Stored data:
--------------------

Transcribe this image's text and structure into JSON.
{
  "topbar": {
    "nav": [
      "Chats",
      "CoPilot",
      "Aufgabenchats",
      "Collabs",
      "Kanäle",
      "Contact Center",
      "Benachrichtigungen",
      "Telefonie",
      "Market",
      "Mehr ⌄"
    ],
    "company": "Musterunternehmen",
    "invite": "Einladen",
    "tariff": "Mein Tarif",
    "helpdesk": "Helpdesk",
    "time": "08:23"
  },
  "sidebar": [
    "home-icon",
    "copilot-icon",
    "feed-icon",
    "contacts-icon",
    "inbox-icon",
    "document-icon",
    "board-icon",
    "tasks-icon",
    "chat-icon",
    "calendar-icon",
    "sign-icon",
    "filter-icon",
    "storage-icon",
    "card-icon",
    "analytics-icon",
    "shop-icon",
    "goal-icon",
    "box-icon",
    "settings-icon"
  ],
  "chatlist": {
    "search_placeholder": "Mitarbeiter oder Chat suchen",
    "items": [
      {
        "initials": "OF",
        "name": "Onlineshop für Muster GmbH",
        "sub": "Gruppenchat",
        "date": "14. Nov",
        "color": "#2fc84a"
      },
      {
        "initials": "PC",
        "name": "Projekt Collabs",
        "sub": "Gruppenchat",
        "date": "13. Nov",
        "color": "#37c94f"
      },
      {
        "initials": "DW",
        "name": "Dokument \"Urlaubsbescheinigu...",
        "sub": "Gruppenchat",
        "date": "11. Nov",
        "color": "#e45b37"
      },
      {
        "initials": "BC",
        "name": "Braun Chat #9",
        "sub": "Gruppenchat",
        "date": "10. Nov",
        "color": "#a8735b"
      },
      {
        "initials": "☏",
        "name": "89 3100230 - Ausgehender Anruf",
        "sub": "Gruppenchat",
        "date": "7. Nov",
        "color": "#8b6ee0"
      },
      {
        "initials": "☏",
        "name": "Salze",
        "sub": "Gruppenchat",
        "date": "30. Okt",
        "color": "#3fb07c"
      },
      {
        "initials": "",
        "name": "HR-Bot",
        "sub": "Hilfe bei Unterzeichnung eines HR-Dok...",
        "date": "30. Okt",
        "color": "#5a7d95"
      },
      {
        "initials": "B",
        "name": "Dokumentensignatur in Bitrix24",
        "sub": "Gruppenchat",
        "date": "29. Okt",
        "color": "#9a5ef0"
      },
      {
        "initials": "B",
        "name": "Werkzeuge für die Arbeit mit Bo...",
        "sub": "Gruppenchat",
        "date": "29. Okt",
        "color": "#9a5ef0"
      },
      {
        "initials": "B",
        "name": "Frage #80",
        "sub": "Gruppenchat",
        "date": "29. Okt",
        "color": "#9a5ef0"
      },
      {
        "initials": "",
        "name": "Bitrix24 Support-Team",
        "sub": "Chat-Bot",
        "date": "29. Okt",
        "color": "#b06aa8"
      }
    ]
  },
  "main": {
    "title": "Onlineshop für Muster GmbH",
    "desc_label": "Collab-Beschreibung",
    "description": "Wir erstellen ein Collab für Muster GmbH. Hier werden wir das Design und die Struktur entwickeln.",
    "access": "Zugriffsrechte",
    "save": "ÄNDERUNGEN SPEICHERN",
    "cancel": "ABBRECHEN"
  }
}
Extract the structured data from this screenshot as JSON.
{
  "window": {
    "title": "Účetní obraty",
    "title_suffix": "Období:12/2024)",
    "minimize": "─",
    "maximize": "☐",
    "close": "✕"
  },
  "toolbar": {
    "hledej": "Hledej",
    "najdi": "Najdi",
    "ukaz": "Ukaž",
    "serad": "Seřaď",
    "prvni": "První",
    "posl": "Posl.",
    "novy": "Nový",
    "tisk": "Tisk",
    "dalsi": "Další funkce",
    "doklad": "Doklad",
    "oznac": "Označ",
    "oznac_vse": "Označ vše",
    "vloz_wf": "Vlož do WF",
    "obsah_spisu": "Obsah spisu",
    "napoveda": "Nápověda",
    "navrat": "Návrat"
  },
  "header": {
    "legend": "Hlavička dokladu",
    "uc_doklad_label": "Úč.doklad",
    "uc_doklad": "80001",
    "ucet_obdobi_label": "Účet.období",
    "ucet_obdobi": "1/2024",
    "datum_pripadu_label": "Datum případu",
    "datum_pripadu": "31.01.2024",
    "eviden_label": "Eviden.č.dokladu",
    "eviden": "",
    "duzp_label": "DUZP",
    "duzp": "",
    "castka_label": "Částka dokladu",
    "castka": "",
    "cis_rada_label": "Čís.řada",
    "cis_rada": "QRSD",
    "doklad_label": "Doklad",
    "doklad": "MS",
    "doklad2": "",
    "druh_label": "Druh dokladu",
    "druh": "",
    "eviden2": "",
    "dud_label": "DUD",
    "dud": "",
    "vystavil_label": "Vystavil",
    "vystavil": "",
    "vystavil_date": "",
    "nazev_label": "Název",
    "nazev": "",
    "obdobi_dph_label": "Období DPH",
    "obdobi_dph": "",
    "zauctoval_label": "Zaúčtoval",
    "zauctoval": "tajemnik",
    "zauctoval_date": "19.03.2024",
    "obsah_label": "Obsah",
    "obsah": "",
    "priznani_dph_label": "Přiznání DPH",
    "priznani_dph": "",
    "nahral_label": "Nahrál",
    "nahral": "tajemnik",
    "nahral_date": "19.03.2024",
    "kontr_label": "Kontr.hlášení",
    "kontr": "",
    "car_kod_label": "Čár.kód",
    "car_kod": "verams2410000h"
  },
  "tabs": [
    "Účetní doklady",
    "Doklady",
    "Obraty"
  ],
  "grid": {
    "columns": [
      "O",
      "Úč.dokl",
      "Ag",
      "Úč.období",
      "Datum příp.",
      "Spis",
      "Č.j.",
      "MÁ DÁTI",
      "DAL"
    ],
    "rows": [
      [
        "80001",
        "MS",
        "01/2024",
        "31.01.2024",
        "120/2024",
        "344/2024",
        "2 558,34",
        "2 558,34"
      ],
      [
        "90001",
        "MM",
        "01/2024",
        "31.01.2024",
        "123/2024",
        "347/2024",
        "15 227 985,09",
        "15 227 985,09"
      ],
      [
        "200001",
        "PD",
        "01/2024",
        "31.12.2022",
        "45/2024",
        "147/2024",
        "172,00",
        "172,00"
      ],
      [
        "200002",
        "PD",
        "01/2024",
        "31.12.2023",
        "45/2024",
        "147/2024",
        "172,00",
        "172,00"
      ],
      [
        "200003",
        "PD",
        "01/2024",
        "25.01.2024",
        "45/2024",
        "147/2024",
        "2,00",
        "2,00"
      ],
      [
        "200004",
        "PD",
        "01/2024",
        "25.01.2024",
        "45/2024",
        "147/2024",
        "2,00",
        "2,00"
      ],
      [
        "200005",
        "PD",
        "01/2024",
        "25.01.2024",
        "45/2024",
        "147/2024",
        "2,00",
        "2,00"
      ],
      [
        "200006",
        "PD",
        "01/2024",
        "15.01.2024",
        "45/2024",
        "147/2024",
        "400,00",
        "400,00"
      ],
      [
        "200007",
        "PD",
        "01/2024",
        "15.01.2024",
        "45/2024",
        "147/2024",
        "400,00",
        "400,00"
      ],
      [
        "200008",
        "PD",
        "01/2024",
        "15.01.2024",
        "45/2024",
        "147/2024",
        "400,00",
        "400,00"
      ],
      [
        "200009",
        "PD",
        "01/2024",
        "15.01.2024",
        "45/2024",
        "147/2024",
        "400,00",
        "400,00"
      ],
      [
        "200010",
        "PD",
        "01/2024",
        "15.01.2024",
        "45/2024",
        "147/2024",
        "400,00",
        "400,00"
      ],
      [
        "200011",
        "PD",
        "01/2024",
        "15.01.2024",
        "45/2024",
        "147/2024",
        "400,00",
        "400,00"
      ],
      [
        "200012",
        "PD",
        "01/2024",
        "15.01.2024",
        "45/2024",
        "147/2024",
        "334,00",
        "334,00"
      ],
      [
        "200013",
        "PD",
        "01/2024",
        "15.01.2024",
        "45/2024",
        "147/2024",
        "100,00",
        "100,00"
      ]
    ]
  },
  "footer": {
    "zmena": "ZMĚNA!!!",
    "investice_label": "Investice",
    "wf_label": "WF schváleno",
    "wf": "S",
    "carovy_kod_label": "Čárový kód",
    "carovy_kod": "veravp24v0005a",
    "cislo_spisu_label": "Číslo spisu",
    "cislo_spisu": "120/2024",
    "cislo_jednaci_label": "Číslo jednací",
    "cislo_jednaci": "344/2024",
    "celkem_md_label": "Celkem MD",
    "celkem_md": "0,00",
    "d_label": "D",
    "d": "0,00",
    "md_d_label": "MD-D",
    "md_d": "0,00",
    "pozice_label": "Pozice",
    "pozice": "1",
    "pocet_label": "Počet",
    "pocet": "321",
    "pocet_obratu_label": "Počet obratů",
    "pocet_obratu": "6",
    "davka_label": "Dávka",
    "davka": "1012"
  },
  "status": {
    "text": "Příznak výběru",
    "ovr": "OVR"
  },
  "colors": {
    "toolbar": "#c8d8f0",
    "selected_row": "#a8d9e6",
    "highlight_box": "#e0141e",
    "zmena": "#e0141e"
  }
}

--------------------

**EXERCISE DETAILS:** What is the number of lines in the data that hold the string "Onlineshop"? Answer with the number only.

**TASK SOLUTION:** 2